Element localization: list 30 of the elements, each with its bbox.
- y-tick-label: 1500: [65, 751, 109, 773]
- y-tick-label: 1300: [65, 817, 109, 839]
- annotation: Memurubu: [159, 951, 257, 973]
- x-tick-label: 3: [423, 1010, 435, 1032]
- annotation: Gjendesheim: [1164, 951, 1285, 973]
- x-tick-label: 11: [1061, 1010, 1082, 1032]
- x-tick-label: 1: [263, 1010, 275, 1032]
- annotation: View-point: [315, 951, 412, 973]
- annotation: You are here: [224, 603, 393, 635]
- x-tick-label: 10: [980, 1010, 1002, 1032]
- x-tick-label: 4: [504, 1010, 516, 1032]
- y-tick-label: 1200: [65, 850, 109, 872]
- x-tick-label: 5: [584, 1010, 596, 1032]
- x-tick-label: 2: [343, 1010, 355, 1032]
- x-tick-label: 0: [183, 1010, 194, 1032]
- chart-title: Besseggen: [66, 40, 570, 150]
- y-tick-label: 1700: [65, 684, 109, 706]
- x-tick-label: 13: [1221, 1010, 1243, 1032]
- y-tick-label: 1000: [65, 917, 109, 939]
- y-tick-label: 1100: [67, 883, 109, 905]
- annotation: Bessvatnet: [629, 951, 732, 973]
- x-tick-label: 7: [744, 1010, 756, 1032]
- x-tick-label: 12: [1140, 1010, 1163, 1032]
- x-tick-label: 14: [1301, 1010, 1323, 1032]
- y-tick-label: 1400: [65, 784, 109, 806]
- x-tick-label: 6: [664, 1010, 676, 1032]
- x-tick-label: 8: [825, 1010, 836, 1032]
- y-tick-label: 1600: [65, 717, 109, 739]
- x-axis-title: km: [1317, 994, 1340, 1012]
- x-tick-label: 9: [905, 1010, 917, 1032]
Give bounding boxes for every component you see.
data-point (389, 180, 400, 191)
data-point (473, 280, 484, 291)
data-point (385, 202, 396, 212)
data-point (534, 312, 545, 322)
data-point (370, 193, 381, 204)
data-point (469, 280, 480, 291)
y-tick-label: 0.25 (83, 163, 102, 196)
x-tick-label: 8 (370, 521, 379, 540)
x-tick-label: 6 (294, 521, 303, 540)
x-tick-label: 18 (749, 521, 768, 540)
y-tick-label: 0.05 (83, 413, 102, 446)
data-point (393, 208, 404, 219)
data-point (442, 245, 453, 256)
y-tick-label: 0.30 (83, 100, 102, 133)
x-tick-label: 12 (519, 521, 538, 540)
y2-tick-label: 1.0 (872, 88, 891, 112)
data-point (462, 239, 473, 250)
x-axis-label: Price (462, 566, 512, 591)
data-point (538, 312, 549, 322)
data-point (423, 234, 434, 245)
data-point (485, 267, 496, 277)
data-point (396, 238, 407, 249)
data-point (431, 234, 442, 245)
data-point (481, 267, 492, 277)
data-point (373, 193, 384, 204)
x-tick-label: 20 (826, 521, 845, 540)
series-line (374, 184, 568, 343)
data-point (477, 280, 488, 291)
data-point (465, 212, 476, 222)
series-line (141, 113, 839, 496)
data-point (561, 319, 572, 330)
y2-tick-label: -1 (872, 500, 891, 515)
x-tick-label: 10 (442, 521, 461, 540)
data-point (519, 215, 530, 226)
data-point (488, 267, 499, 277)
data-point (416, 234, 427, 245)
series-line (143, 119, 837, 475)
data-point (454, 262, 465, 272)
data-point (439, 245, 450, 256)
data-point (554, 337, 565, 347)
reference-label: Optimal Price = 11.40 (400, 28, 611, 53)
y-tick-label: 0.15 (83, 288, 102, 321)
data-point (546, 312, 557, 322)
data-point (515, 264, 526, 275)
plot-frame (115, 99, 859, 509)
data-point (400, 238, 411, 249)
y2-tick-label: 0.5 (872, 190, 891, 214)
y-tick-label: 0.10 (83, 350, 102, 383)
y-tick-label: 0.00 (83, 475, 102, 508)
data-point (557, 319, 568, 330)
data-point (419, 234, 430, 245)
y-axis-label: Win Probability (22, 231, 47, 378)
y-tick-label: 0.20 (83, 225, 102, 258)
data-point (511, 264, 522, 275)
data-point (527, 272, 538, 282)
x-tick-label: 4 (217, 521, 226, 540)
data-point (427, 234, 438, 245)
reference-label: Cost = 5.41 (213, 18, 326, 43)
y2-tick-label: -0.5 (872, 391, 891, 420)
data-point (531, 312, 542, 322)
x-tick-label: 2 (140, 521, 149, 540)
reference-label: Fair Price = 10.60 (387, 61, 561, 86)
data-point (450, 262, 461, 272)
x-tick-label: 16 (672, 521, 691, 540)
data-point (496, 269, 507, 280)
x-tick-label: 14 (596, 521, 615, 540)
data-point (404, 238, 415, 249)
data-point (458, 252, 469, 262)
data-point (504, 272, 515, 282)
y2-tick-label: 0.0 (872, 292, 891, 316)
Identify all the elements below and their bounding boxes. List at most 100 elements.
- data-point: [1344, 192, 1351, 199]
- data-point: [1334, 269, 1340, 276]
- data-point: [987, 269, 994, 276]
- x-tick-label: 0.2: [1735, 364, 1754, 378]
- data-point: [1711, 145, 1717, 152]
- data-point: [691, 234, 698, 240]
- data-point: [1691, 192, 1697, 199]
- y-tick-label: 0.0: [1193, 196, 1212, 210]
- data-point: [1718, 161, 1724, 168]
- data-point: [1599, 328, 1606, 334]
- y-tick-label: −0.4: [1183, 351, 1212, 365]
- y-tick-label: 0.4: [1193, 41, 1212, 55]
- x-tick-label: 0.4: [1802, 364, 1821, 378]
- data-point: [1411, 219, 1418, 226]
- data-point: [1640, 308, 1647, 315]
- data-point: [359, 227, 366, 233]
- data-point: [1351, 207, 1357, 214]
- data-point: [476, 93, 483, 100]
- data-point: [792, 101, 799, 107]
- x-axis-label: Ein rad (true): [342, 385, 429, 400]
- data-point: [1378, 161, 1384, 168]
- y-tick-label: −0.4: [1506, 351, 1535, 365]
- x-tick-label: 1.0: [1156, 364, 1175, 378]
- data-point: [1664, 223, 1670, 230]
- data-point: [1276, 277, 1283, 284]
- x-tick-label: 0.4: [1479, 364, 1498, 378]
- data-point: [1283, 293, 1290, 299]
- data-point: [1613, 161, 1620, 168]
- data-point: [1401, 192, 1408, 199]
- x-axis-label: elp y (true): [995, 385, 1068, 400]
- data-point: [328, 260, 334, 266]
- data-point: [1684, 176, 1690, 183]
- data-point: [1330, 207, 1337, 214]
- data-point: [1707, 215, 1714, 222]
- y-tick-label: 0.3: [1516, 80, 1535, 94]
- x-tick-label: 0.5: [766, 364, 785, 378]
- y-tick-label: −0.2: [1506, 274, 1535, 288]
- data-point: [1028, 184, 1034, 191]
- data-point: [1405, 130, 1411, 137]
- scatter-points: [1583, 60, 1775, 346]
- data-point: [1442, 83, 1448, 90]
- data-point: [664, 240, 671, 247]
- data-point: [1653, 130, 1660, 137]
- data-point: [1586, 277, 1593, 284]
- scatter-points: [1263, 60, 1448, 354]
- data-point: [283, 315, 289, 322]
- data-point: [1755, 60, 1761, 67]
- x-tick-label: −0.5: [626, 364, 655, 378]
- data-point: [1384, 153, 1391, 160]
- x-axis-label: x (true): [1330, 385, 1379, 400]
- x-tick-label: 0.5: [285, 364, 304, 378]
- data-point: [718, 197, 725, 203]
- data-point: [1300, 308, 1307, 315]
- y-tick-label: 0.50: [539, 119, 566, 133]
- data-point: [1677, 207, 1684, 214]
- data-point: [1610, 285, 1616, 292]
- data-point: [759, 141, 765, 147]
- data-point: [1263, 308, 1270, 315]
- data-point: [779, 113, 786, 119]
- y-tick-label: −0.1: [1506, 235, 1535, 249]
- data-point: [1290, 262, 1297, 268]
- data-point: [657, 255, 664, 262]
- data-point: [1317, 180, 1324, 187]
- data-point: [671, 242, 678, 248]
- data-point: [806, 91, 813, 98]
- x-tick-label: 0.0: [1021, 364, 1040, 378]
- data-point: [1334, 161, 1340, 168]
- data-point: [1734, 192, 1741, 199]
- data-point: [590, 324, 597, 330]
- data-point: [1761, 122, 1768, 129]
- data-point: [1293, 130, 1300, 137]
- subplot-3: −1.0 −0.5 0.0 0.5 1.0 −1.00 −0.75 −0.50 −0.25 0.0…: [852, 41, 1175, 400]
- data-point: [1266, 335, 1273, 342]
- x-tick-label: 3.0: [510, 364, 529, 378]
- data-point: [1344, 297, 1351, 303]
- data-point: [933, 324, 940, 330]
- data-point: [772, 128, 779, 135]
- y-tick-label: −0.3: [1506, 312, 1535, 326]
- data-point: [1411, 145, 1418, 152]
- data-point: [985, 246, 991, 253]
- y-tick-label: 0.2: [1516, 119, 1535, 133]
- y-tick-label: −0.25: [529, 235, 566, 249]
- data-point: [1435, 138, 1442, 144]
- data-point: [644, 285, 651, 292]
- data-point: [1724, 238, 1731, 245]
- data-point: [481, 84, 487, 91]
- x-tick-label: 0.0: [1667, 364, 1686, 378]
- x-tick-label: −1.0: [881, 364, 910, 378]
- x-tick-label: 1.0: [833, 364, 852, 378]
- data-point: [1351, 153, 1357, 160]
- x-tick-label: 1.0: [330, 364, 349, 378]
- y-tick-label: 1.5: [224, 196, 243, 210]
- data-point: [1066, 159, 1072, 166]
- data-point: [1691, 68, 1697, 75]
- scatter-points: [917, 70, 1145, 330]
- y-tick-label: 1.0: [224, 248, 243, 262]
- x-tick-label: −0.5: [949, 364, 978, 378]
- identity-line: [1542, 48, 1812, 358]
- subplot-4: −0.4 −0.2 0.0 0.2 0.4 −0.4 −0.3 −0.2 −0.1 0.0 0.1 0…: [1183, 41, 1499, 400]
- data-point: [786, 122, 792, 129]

*Problem details*. Report, in full, every line of the records above that contains the word "elements". The match is case-sensitive.

*Result of this task*.
Element localization: list 30 of the elements, each with its bbox.
Identify all the elements below and their bounding boxes. List at most 100 elements.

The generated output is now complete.